__Your objective__. The data below is to be returned in full and exactly.

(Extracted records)
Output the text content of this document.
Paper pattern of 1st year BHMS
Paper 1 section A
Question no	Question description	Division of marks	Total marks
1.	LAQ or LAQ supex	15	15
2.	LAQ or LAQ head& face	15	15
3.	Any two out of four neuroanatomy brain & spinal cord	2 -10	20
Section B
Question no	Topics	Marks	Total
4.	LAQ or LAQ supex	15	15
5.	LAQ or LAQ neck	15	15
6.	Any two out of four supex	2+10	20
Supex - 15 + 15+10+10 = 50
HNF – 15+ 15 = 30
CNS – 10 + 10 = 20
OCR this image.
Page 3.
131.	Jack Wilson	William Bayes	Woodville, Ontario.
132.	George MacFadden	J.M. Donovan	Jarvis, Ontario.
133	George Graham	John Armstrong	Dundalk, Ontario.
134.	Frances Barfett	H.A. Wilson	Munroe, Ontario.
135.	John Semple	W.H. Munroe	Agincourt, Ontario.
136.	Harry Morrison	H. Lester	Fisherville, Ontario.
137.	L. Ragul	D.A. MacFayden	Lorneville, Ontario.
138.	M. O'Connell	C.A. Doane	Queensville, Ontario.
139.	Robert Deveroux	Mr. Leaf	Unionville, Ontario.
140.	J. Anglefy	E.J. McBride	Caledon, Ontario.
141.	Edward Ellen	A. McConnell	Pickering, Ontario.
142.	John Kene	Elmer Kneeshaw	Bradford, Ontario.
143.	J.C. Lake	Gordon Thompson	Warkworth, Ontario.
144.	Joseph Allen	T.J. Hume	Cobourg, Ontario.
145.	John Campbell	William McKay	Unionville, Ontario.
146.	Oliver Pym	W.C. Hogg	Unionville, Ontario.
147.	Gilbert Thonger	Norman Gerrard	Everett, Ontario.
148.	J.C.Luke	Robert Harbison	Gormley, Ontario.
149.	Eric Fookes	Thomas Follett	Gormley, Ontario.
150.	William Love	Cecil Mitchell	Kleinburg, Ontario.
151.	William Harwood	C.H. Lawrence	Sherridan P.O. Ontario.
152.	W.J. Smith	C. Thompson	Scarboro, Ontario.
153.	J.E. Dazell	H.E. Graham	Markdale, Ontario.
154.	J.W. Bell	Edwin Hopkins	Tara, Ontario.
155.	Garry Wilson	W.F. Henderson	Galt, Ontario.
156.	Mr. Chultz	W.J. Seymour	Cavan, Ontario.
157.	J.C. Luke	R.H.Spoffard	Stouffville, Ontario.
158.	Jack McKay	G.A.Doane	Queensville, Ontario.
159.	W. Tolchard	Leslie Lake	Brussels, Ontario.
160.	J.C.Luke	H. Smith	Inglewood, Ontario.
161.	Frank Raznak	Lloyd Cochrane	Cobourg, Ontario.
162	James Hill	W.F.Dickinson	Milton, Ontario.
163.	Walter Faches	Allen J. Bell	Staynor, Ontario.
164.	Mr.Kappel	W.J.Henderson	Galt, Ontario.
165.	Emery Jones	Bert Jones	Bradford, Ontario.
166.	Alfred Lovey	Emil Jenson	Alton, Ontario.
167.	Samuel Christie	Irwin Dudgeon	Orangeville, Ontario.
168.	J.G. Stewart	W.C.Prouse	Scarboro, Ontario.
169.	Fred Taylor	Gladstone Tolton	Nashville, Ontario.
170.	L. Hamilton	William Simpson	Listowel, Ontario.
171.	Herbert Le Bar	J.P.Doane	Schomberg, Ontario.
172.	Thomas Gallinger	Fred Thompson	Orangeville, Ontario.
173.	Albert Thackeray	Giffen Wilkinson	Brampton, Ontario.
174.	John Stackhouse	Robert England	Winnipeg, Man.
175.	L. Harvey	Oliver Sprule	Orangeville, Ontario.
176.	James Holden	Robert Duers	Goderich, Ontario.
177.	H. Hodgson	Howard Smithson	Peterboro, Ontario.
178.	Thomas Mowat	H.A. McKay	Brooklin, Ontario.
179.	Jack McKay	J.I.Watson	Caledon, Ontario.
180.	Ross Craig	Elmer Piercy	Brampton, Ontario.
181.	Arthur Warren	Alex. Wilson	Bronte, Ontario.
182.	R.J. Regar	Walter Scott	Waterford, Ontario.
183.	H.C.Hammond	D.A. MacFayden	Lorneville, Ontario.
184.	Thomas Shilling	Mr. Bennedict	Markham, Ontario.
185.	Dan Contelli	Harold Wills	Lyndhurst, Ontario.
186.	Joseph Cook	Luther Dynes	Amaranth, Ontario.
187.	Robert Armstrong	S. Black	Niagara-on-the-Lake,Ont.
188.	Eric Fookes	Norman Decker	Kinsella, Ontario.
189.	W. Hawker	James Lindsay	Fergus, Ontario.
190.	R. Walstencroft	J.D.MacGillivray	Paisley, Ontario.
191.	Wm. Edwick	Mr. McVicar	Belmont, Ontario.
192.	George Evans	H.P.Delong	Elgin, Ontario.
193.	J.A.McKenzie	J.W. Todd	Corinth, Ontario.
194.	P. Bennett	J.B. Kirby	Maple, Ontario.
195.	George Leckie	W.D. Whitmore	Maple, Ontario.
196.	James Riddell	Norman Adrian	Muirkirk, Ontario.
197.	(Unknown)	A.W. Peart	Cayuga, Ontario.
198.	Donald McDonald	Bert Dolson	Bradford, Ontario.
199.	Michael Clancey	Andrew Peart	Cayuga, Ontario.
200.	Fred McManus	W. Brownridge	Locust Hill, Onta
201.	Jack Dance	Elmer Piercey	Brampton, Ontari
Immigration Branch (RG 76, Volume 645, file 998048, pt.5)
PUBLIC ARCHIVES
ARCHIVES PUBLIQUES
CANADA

__Task result__.
Output the text content of this document.
Paper pattern of 1st year BHMS
Paper 1 section A
Question no	Question description	Division of marks	Total marks
1.	LAQ or LAQ supex	15	15
2.	LAQ or LAQ head& face	15	15
3.	Any two out of four neuroanatomy brain & spinal cord	2 -10	20
Section B
Question no	Topics	Marks	Total
4.	LAQ or LAQ supex	15	15
5.	LAQ or LAQ neck	15	15
6.	Any two out of four supex	2+10	20
Supex - 15 + 15+10+10 = 50
HNF – 15+ 15 = 30
CNS – 10 + 10 = 20
OCR this image.
Page 3.
131.	Jack Wilson	William Bayes	Woodville, Ontario.
132.	George MacFadden	J.M. Donovan	Jarvis, Ontario.
133	George Graham	John Armstrong	Dundalk, Ontario.
134.	Frances Barfett	H.A. Wilson	Munroe, Ontario.
135.	John Semple	W.H. Munroe	Agincourt, Ontario.
136.	Harry Morrison	H. Lester	Fisherville, Ontario.
137.	L. Ragul	D.A. MacFayden	Lorneville, Ontario.
138.	M. O'Connell	C.A. Doane	Queensville, Ontario.
139.	Robert Deveroux	Mr. Leaf	Unionville, Ontario.
140.	J. Anglefy	E.J. McBride	Caledon, Ontario.
141.	Edward Ellen	A. McConnell	Pickering, Ontario.
142.	John Kene	Elmer Kneeshaw	Bradford, Ontario.
143.	J.C. Lake	Gordon Thompson	Warkworth, Ontario.
144.	Joseph Allen	T.J. Hume	Cobourg, Ontario.
145.	John Campbell	William McKay	Unionville, Ontario.
146.	Oliver Pym	W.C. Hogg	Unionville, Ontario.
147.	Gilbert Thonger	Norman Gerrard	Everett, Ontario.
148.	J.C.Luke	Robert Harbison	Gormley, Ontario.
149.	Eric Fookes	Thomas Follett	Gormley, Ontario.
150.	William Love	Cecil Mitchell	Kleinburg, Ontario.
151.	William Harwood	C.H. Lawrence	Sherridan P.O. Ontario.
152.	W.J. Smith	C. Thompson	Scarboro, Ontario.
153.	J.E. Dazell	H.E. Graham	Markdale, Ontario.
154.	J.W. Bell	Edwin Hopkins	Tara, Ontario.
155.	Garry Wilson	W.F. Henderson	Galt, Ontario.
156.	Mr. Chultz	W.J. Seymour	Cavan, Ontario.
157.	J.C. Luke	R.H.Spoffard	Stouffville, Ontario.
158.	Jack McKay	G.A.Doane	Queensville, Ontario.
159.	W. Tolchard	Leslie Lake	Brussels, Ontario.
160.	J.C.Luke	H. Smith	Inglewood, Ontario.
161.	Frank Raznak	Lloyd Cochrane	Cobourg, Ontario.
162	James Hill	W.F.Dickinson	Milton, Ontario.
163.	Walter Faches	Allen J. Bell	Staynor, Ontario.
164.	Mr.Kappel	W.J.Henderson	Galt, Ontario.
165.	Emery Jones	Bert Jones	Bradford, Ontario.
166.	Alfred Lovey	Emil Jenson	Alton, Ontario.
167.	Samuel Christie	Irwin Dudgeon	Orangeville, Ontario.
168.	J.G. Stewart	W.C.Prouse	Scarboro, Ontario.
169.	Fred Taylor	Gladstone Tolton	Nashville, Ontario.
170.	L. Hamilton	William Simpson	Listowel, Ontario.
171.	Herbert Le Bar	J.P.Doane	Schomberg, Ontario.
172.	Thomas Gallinger	Fred Thompson	Orangeville, Ontario.
173.	Albert Thackeray	Giffen Wilkinson	Brampton, Ontario.
174.	John Stackhouse	Robert England	Winnipeg, Man.
175.	L. Harvey	Oliver Sprule	Orangeville, Ontario.
176.	James Holden	Robert Duers	Goderich, Ontario.
177.	H. Hodgson	Howard Smithson	Peterboro, Ontario.
178.	Thomas Mowat	H.A. McKay	Brooklin, Ontario.
179.	Jack McKay	J.I.Watson	Caledon, Ontario.
180.	Ross Craig	Elmer Piercy	Brampton, Ontario.
181.	Arthur Warren	Alex. Wilson	Bronte, Ontario.
182.	R.J. Regar	Walter Scott	Waterford, Ontario.
183.	H.C.Hammond	D.A. MacFayden	Lorneville, Ontario.
184.	Thomas Shilling	Mr. Bennedict	Markham, Ontario.
185.	Dan Contelli	Harold Wills	Lyndhurst, Ontario.
186.	Joseph Cook	Luther Dynes	Amaranth, Ontario.
187.	Robert Armstrong	S. Black	Niagara-on-the-Lake,Ont.
188.	Eric Fookes	Norman Decker	Kinsella, Ontario.
189.	W. Hawker	James Lindsay	Fergus, Ontario.
190.	R. Walstencroft	J.D.MacGillivray	Paisley, Ontario.
191.	Wm. Edwick	Mr. McVicar	Belmont, Ontario.
192.	George Evans	H.P.Delong	Elgin, Ontario.
193.	J.A.McKenzie	J.W. Todd	Corinth, Ontario.
194.	P. Bennett	J.B. Kirby	Maple, Ontario.
195.	George Leckie	W.D. Whitmore	Maple, Ontario.
196.	James Riddell	Norman Adrian	Muirkirk, Ontario.
197.	(Unknown)	A.W. Peart	Cayuga, Ontario.
198.	Donald McDonald	Bert Dolson	Bradford, Ontario.
199.	Michael Clancey	Andrew Peart	Cayuga, Ontario.
200.	Fred McManus	W. Brownridge	Locust Hill, Onta
201.	Jack Dance	Elmer Piercey	Brampton, Ontari
Immigration Branch (RG 76, Volume 645, file 998048, pt.5)
PUBLIC ARCHIVES
ARCHIVES PUBLIQUES
CANADA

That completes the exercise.